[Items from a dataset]
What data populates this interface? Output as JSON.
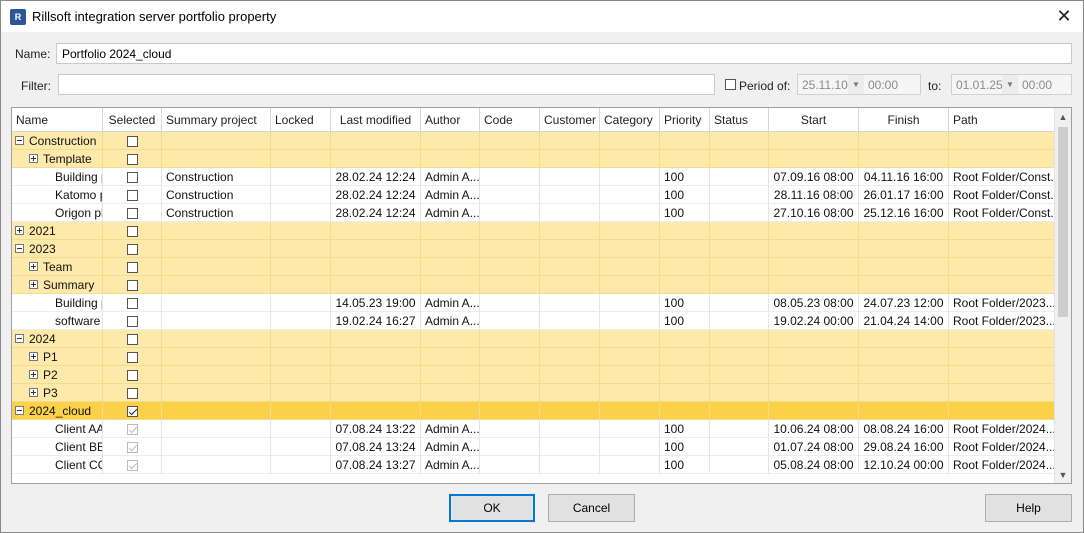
{
  "window": {
    "app_icon_text": "R",
    "title": "Rillsoft integration server portfolio property",
    "close_glyph": "✕"
  },
  "form": {
    "name_label": "Name:",
    "name_value": "Portfolio 2024_cloud",
    "filter_label": "Filter:",
    "filter_value": "",
    "period_label": "Period of:",
    "period_checked": false,
    "from_date": "25.11.10",
    "from_time": "00:00",
    "to_label": "to:",
    "to_date": "01.01.25",
    "to_time": "00:00"
  },
  "grid": {
    "columns": [
      "Name",
      "Selected",
      "Summary project",
      "Locked",
      "Last modified",
      "Author",
      "Code",
      "Customer",
      "Category",
      "Priority",
      "Status",
      "Start",
      "Finish",
      "Path"
    ],
    "rows": [
      {
        "type": "group",
        "level": 0,
        "expander": "minus",
        "name": "Construction",
        "checked": false,
        "disabled": false,
        "summary": "",
        "modified": "",
        "author": "",
        "priority": "",
        "start": "",
        "finish": "",
        "path": ""
      },
      {
        "type": "group",
        "level": 1,
        "expander": "plus",
        "name": "Template",
        "checked": false,
        "disabled": false,
        "summary": "",
        "modified": "",
        "author": "",
        "priority": "",
        "start": "",
        "finish": "",
        "path": ""
      },
      {
        "type": "plain",
        "level": 2,
        "expander": "",
        "name": "Building p",
        "checked": false,
        "disabled": false,
        "summary": "Construction",
        "modified": "28.02.24 12:24",
        "author": "Admin A...",
        "priority": "100",
        "start": "07.09.16 08:00",
        "finish": "04.11.16 16:00",
        "path": "Root Folder/Const..."
      },
      {
        "type": "plain",
        "level": 2,
        "expander": "",
        "name": "Katomo p",
        "checked": false,
        "disabled": false,
        "summary": "Construction",
        "modified": "28.02.24 12:24",
        "author": "Admin A...",
        "priority": "100",
        "start": "28.11.16 08:00",
        "finish": "26.01.17 16:00",
        "path": "Root Folder/Const..."
      },
      {
        "type": "plain",
        "level": 2,
        "expander": "",
        "name": "Origon pl",
        "checked": false,
        "disabled": false,
        "summary": "Construction",
        "modified": "28.02.24 12:24",
        "author": "Admin A...",
        "priority": "100",
        "start": "27.10.16 08:00",
        "finish": "25.12.16 16:00",
        "path": "Root Folder/Const..."
      },
      {
        "type": "group",
        "level": 0,
        "expander": "plus",
        "name": "2021",
        "checked": false,
        "disabled": false,
        "summary": "",
        "modified": "",
        "author": "",
        "priority": "",
        "start": "",
        "finish": "",
        "path": ""
      },
      {
        "type": "group",
        "level": 0,
        "expander": "minus",
        "name": "2023",
        "checked": false,
        "disabled": false,
        "summary": "",
        "modified": "",
        "author": "",
        "priority": "",
        "start": "",
        "finish": "",
        "path": ""
      },
      {
        "type": "group",
        "level": 1,
        "expander": "plus",
        "name": "Team",
        "checked": false,
        "disabled": false,
        "summary": "",
        "modified": "",
        "author": "",
        "priority": "",
        "start": "",
        "finish": "",
        "path": ""
      },
      {
        "type": "group",
        "level": 1,
        "expander": "plus",
        "name": "Summary",
        "checked": false,
        "disabled": false,
        "summary": "",
        "modified": "",
        "author": "",
        "priority": "",
        "start": "",
        "finish": "",
        "path": ""
      },
      {
        "type": "plain",
        "level": 2,
        "expander": "",
        "name": "Building p",
        "checked": false,
        "disabled": false,
        "summary": "",
        "modified": "14.05.23 19:00",
        "author": "Admin A...",
        "priority": "100",
        "start": "08.05.23 08:00",
        "finish": "24.07.23 12:00",
        "path": "Root Folder/2023..."
      },
      {
        "type": "plain",
        "level": 2,
        "expander": "",
        "name": "software",
        "checked": false,
        "disabled": false,
        "summary": "",
        "modified": "19.02.24 16:27",
        "author": "Admin A...",
        "priority": "100",
        "start": "19.02.24 00:00",
        "finish": "21.04.24 14:00",
        "path": "Root Folder/2023..."
      },
      {
        "type": "group",
        "level": 0,
        "expander": "minus",
        "name": "2024",
        "checked": false,
        "disabled": false,
        "summary": "",
        "modified": "",
        "author": "",
        "priority": "",
        "start": "",
        "finish": "",
        "path": ""
      },
      {
        "type": "group",
        "level": 1,
        "expander": "plus",
        "name": "P1",
        "checked": false,
        "disabled": false,
        "summary": "",
        "modified": "",
        "author": "",
        "priority": "",
        "start": "",
        "finish": "",
        "path": ""
      },
      {
        "type": "group",
        "level": 1,
        "expander": "plus",
        "name": "P2",
        "checked": false,
        "disabled": false,
        "summary": "",
        "modified": "",
        "author": "",
        "priority": "",
        "start": "",
        "finish": "",
        "path": ""
      },
      {
        "type": "group",
        "level": 1,
        "expander": "plus",
        "name": "P3",
        "checked": false,
        "disabled": false,
        "summary": "",
        "modified": "",
        "author": "",
        "priority": "",
        "start": "",
        "finish": "",
        "path": ""
      },
      {
        "type": "sel",
        "level": 0,
        "expander": "minus",
        "name": "2024_cloud",
        "checked": true,
        "disabled": false,
        "summary": "",
        "modified": "",
        "author": "",
        "priority": "",
        "start": "",
        "finish": "",
        "path": ""
      },
      {
        "type": "plain",
        "level": 2,
        "expander": "",
        "name": "Client AA",
        "checked": true,
        "disabled": true,
        "summary": "",
        "modified": "07.08.24 13:22",
        "author": "Admin A...",
        "priority": "100",
        "start": "10.06.24 08:00",
        "finish": "08.08.24 16:00",
        "path": "Root Folder/2024..."
      },
      {
        "type": "plain",
        "level": 2,
        "expander": "",
        "name": "Client BB",
        "checked": true,
        "disabled": true,
        "summary": "",
        "modified": "07.08.24 13:24",
        "author": "Admin A...",
        "priority": "100",
        "start": "01.07.24 08:00",
        "finish": "29.08.24 16:00",
        "path": "Root Folder/2024..."
      },
      {
        "type": "plain",
        "level": 2,
        "expander": "",
        "name": "Client CC",
        "checked": true,
        "disabled": true,
        "summary": "",
        "modified": "07.08.24 13:27",
        "author": "Admin A...",
        "priority": "100",
        "start": "05.08.24 08:00",
        "finish": "12.10.24 00:00",
        "path": "Root Folder/2024..."
      }
    ]
  },
  "buttons": {
    "ok": "OK",
    "cancel": "Cancel",
    "help": "Help"
  },
  "icons": {
    "scroll_up": "▲",
    "scroll_down": "▼",
    "dropdown": "▼"
  }
}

**SET PROBLEM:** Your copy should match the records word for word, with the pictures removed.

**FULL RESPONSE:**
What data populates this interface? Output as JSON.
{
  "window": {
    "app_icon_text": "R",
    "title": "Rillsoft integration server portfolio property",
    "close_glyph": "✕"
  },
  "form": {
    "name_label": "Name:",
    "name_value": "Portfolio 2024_cloud",
    "filter_label": "Filter:",
    "filter_value": "",
    "period_label": "Period of:",
    "period_checked": false,
    "from_date": "25.11.10",
    "from_time": "00:00",
    "to_label": "to:",
    "to_date": "01.01.25",
    "to_time": "00:00"
  },
  "grid": {
    "columns": [
      "Name",
      "Selected",
      "Summary project",
      "Locked",
      "Last modified",
      "Author",
      "Code",
      "Customer",
      "Category",
      "Priority",
      "Status",
      "Start",
      "Finish",
      "Path"
    ],
    "rows": [
      {
        "type": "group",
        "level": 0,
        "expander": "minus",
        "name": "Construction",
        "checked": false,
        "disabled": false,
        "summary": "",
        "modified": "",
        "author": "",
        "priority": "",
        "start": "",
        "finish": "",
        "path": ""
      },
      {
        "type": "group",
        "level": 1,
        "expander": "plus",
        "name": "Template",
        "checked": false,
        "disabled": false,
        "summary": "",
        "modified": "",
        "author": "",
        "priority": "",
        "start": "",
        "finish": "",
        "path": ""
      },
      {
        "type": "plain",
        "level": 2,
        "expander": "",
        "name": "Building p",
        "checked": false,
        "disabled": false,
        "summary": "Construction",
        "modified": "28.02.24 12:24",
        "author": "Admin A...",
        "priority": "100",
        "start": "07.09.16 08:00",
        "finish": "04.11.16 16:00",
        "path": "Root Folder/Const..."
      },
      {
        "type": "plain",
        "level": 2,
        "expander": "",
        "name": "Katomo p",
        "checked": false,
        "disabled": false,
        "summary": "Construction",
        "modified": "28.02.24 12:24",
        "author": "Admin A...",
        "priority": "100",
        "start": "28.11.16 08:00",
        "finish": "26.01.17 16:00",
        "path": "Root Folder/Const..."
      },
      {
        "type": "plain",
        "level": 2,
        "expander": "",
        "name": "Origon pl",
        "checked": false,
        "disabled": false,
        "summary": "Construction",
        "modified": "28.02.24 12:24",
        "author": "Admin A...",
        "priority": "100",
        "start": "27.10.16 08:00",
        "finish": "25.12.16 16:00",
        "path": "Root Folder/Const..."
      },
      {
        "type": "group",
        "level": 0,
        "expander": "plus",
        "name": "2021",
        "checked": false,
        "disabled": false,
        "summary": "",
        "modified": "",
        "author": "",
        "priority": "",
        "start": "",
        "finish": "",
        "path": ""
      },
      {
        "type": "group",
        "level": 0,
        "expander": "minus",
        "name": "2023",
        "checked": false,
        "disabled": false,
        "summary": "",
        "modified": "",
        "author": "",
        "priority": "",
        "start": "",
        "finish": "",
        "path": ""
      },
      {
        "type": "group",
        "level": 1,
        "expander": "plus",
        "name": "Team",
        "checked": false,
        "disabled": false,
        "summary": "",
        "modified": "",
        "author": "",
        "priority": "",
        "start": "",
        "finish": "",
        "path": ""
      },
      {
        "type": "group",
        "level": 1,
        "expander": "plus",
        "name": "Summary",
        "checked": false,
        "disabled": false,
        "summary": "",
        "modified": "",
        "author": "",
        "priority": "",
        "start": "",
        "finish": "",
        "path": ""
      },
      {
        "type": "plain",
        "level": 2,
        "expander": "",
        "name": "Building p",
        "checked": false,
        "disabled": false,
        "summary": "",
        "modified": "14.05.23 19:00",
        "author": "Admin A...",
        "priority": "100",
        "start": "08.05.23 08:00",
        "finish": "24.07.23 12:00",
        "path": "Root Folder/2023..."
      },
      {
        "type": "plain",
        "level": 2,
        "expander": "",
        "name": "software",
        "checked": false,
        "disabled": false,
        "summary": "",
        "modified": "19.02.24 16:27",
        "author": "Admin A...",
        "priority": "100",
        "start": "19.02.24 00:00",
        "finish": "21.04.24 14:00",
        "path": "Root Folder/2023..."
      },
      {
        "type": "group",
        "level": 0,
        "expander": "minus",
        "name": "2024",
        "checked": false,
        "disabled": false,
        "summary": "",
        "modified": "",
        "author": "",
        "priority": "",
        "start": "",
        "finish": "",
        "path": ""
      },
      {
        "type": "group",
        "level": 1,
        "expander": "plus",
        "name": "P1",
        "checked": false,
        "disabled": false,
        "summary": "",
        "modified": "",
        "author": "",
        "priority": "",
        "start": "",
        "finish": "",
        "path": ""
      },
      {
        "type": "group",
        "level": 1,
        "expander": "plus",
        "name": "P2",
        "checked": false,
        "disabled": false,
        "summary": "",
        "modified": "",
        "author": "",
        "priority": "",
        "start": "",
        "finish": "",
        "path": ""
      },
      {
        "type": "group",
        "level": 1,
        "expander": "plus",
        "name": "P3",
        "checked": false,
        "disabled": false,
        "summary": "",
        "modified": "",
        "author": "",
        "priority": "",
        "start": "",
        "finish": "",
        "path": ""
      },
      {
        "type": "sel",
        "level": 0,
        "expander": "minus",
        "name": "2024_cloud",
        "checked": true,
        "disabled": false,
        "summary": "",
        "modified": "",
        "author": "",
        "priority": "",
        "start": "",
        "finish": "",
        "path": ""
      },
      {
        "type": "plain",
        "level": 2,
        "expander": "",
        "name": "Client AA",
        "checked": true,
        "disabled": true,
        "summary": "",
        "modified": "07.08.24 13:22",
        "author": "Admin A...",
        "priority": "100",
        "start": "10.06.24 08:00",
        "finish": "08.08.24 16:00",
        "path": "Root Folder/2024..."
      },
      {
        "type": "plain",
        "level": 2,
        "expander": "",
        "name": "Client BB",
        "checked": true,
        "disabled": true,
        "summary": "",
        "modified": "07.08.24 13:24",
        "author": "Admin A...",
        "priority": "100",
        "start": "01.07.24 08:00",
        "finish": "29.08.24 16:00",
        "path": "Root Folder/2024..."
      },
      {
        "type": "plain",
        "level": 2,
        "expander": "",
        "name": "Client CC",
        "checked": true,
        "disabled": true,
        "summary": "",
        "modified": "07.08.24 13:27",
        "author": "Admin A...",
        "priority": "100",
        "start": "05.08.24 08:00",
        "finish": "12.10.24 00:00",
        "path": "Root Folder/2024..."
      }
    ]
  },
  "buttons": {
    "ok": "OK",
    "cancel": "Cancel",
    "help": "Help"
  },
  "icons": {
    "scroll_up": "▲",
    "scroll_down": "▼",
    "dropdown": "▼"
  }
}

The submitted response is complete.